WRITTEN REQUEST: Reproduce each record below exactly as written.

Data listing:
▬▬▬

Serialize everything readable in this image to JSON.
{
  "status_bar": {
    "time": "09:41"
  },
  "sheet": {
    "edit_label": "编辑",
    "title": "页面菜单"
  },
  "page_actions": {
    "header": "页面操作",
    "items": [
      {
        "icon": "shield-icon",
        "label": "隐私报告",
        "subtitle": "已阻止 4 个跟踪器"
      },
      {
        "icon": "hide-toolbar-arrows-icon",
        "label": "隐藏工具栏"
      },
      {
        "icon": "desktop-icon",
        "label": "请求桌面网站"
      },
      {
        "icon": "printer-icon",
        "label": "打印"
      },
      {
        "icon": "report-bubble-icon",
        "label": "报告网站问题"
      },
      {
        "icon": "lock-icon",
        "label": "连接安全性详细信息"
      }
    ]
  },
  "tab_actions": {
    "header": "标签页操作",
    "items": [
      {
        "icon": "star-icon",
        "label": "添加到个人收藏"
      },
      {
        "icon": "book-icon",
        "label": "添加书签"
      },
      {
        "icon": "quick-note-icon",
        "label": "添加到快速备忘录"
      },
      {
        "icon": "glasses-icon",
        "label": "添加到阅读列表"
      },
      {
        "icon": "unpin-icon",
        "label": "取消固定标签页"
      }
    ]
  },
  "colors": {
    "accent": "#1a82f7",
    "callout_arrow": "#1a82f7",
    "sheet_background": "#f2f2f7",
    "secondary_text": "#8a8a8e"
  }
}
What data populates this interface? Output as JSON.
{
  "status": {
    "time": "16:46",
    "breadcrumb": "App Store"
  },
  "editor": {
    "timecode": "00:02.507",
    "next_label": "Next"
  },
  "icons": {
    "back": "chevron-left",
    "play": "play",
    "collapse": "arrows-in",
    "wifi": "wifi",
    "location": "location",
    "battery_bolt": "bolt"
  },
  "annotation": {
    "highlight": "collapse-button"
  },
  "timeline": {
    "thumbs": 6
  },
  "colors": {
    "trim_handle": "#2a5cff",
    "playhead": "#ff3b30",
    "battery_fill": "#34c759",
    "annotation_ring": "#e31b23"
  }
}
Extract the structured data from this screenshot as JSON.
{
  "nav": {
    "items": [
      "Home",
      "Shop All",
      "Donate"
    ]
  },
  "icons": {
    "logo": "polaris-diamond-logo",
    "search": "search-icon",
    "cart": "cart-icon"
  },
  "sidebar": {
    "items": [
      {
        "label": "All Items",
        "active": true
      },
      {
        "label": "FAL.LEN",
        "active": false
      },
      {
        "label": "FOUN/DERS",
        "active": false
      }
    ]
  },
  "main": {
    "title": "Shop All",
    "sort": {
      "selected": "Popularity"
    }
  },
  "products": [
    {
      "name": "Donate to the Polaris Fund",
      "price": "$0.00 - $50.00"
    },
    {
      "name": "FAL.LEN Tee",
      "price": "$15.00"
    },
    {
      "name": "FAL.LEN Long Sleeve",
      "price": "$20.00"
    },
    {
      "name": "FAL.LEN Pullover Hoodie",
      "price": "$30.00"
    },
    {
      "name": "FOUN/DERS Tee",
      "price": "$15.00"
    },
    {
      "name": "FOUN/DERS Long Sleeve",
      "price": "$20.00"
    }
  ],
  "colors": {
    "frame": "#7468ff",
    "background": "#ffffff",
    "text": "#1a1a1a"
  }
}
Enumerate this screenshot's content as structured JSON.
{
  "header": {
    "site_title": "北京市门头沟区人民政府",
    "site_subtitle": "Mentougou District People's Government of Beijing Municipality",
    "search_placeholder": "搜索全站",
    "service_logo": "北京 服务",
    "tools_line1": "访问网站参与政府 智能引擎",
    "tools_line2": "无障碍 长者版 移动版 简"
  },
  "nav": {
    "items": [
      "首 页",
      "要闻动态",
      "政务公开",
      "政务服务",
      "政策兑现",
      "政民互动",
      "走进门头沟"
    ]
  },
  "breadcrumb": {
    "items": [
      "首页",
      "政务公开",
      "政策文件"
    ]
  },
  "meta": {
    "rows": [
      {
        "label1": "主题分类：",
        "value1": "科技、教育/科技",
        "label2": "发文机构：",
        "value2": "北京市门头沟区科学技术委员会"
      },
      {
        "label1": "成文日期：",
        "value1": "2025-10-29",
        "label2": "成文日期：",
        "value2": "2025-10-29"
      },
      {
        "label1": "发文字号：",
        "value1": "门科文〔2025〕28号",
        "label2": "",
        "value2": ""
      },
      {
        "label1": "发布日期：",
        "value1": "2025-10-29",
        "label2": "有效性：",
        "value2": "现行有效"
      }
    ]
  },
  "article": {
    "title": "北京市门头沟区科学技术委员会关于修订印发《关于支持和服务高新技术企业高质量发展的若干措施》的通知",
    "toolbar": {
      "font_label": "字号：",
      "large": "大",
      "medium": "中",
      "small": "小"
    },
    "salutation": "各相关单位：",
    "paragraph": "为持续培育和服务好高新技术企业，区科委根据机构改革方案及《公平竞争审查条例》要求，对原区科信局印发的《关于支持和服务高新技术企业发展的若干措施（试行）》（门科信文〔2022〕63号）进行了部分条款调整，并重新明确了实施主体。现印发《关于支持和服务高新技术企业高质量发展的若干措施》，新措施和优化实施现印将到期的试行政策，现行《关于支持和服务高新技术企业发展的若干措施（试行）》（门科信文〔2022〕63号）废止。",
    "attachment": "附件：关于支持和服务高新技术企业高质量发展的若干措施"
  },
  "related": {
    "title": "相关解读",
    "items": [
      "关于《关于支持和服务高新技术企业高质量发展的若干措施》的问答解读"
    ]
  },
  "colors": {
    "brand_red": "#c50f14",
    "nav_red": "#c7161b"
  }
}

▬▬▬

CORRECT ANSWER:
Serialize everything readable in this image to JSON.
{
  "status_bar": {
    "time": "09:41"
  },
  "sheet": {
    "edit_label": "编辑",
    "title": "页面菜单"
  },
  "page_actions": {
    "header": "页面操作",
    "items": [
      {
        "icon": "shield-icon",
        "label": "隐私报告",
        "subtitle": "已阻止 4 个跟踪器"
      },
      {
        "icon": "hide-toolbar-arrows-icon",
        "label": "隐藏工具栏"
      },
      {
        "icon": "desktop-icon",
        "label": "请求桌面网站"
      },
      {
        "icon": "printer-icon",
        "label": "打印"
      },
      {
        "icon": "report-bubble-icon",
        "label": "报告网站问题"
      },
      {
        "icon": "lock-icon",
        "label": "连接安全性详细信息"
      }
    ]
  },
  "tab_actions": {
    "header": "标签页操作",
    "items": [
      {
        "icon": "star-icon",
        "label": "添加到个人收藏"
      },
      {
        "icon": "book-icon",
        "label": "添加书签"
      },
      {
        "icon": "quick-note-icon",
        "label": "添加到快速备忘录"
      },
      {
        "icon": "glasses-icon",
        "label": "添加到阅读列表"
      },
      {
        "icon": "unpin-icon",
        "label": "取消固定标签页"
      }
    ]
  },
  "colors": {
    "accent": "#1a82f7",
    "callout_arrow": "#1a82f7",
    "sheet_background": "#f2f2f7",
    "secondary_text": "#8a8a8e"
  }
}
What data populates this interface? Output as JSON.
{
  "status": {
    "time": "16:46",
    "breadcrumb": "App Store"
  },
  "editor": {
    "timecode": "00:02.507",
    "next_label": "Next"
  },
  "icons": {
    "back": "chevron-left",
    "play": "play",
    "collapse": "arrows-in",
    "wifi": "wifi",
    "location": "location",
    "battery_bolt": "bolt"
  },
  "annotation": {
    "highlight": "collapse-button"
  },
  "timeline": {
    "thumbs": 6
  },
  "colors": {
    "trim_handle": "#2a5cff",
    "playhead": "#ff3b30",
    "battery_fill": "#34c759",
    "annotation_ring": "#e31b23"
  }
}
Extract the structured data from this screenshot as JSON.
{
  "nav": {
    "items": [
      "Home",
      "Shop All",
      "Donate"
    ]
  },
  "icons": {
    "logo": "polaris-diamond-logo",
    "search": "search-icon",
    "cart": "cart-icon"
  },
  "sidebar": {
    "items": [
      {
        "label": "All Items",
        "active": true
      },
      {
        "label": "FAL.LEN",
        "active": false
      },
      {
        "label": "FOUN/DERS",
        "active": false
      }
    ]
  },
  "main": {
    "title": "Shop All",
    "sort": {
      "selected": "Popularity"
    }
  },
  "products": [
    {
      "name": "Donate to the Polaris Fund",
      "price": "$0.00 - $50.00"
    },
    {
      "name": "FAL.LEN Tee",
      "price": "$15.00"
    },
    {
      "name": "FAL.LEN Long Sleeve",
      "price": "$20.00"
    },
    {
      "name": "FAL.LEN Pullover Hoodie",
      "price": "$30.00"
    },
    {
      "name": "FOUN/DERS Tee",
      "price": "$15.00"
    },
    {
      "name": "FOUN/DERS Long Sleeve",
      "price": "$20.00"
    }
  ],
  "colors": {
    "frame": "#7468ff",
    "background": "#ffffff",
    "text": "#1a1a1a"
  }
}
Enumerate this screenshot's content as structured JSON.
{
  "header": {
    "site_title": "北京市门头沟区人民政府",
    "site_subtitle": "Mentougou District People's Government of Beijing Municipality",
    "search_placeholder": "搜索全站",
    "service_logo": "北京 服务",
    "tools_line1": "访问网站参与政府 智能引擎",
    "tools_line2": "无障碍 长者版 移动版 简"
  },
  "nav": {
    "items": [
      "首 页",
      "要闻动态",
      "政务公开",
      "政务服务",
      "政策兑现",
      "政民互动",
      "走进门头沟"
    ]
  },
  "breadcrumb": {
    "items": [
      "首页",
      "政务公开",
      "政策文件"
    ]
  },
  "meta": {
    "rows": [
      {
        "label1": "主题分类：",
        "value1": "科技、教育/科技",
        "label2": "发文机构：",
        "value2": "北京市门头沟区科学技术委员会"
      },
      {
        "label1": "成文日期：",
        "value1": "2025-10-29",
        "label2": "成文日期：",
        "value2": "2025-10-29"
      },
      {
        "label1": "发文字号：",
        "value1": "门科文〔2025〕28号",
        "label2": "",
        "value2": ""
      },
      {
        "label1": "发布日期：",
        "value1": "2025-10-29",
        "label2": "有效性：",
        "value2": "现行有效"
      }
    ]
  },
  "article": {
    "title": "北京市门头沟区科学技术委员会关于修订印发《关于支持和服务高新技术企业高质量发展的若干措施》的通知",
    "toolbar": {
      "font_label": "字号：",
      "large": "大",
      "medium": "中",
      "small": "小"
    },
    "salutation": "各相关单位：",
    "paragraph": "为持续培育和服务好高新技术企业，区科委根据机构改革方案及《公平竞争审查条例》要求，对原区科信局印发的《关于支持和服务高新技术企业发展的若干措施（试行）》（门科信文〔2022〕63号）进行了部分条款调整，并重新明确了实施主体。现印发《关于支持和服务高新技术企业高质量发展的若干措施》，新措施和优化实施现印将到期的试行政策，现行《关于支持和服务高新技术企业发展的若干措施（试行）》（门科信文〔2022〕63号）废止。",
    "attachment": "附件：关于支持和服务高新技术企业高质量发展的若干措施"
  },
  "related": {
    "title": "相关解读",
    "items": [
      "关于《关于支持和服务高新技术企业高质量发展的若干措施》的问答解读"
    ]
  },
  "colors": {
    "brand_red": "#c50f14",
    "nav_red": "#c7161b"
  }
}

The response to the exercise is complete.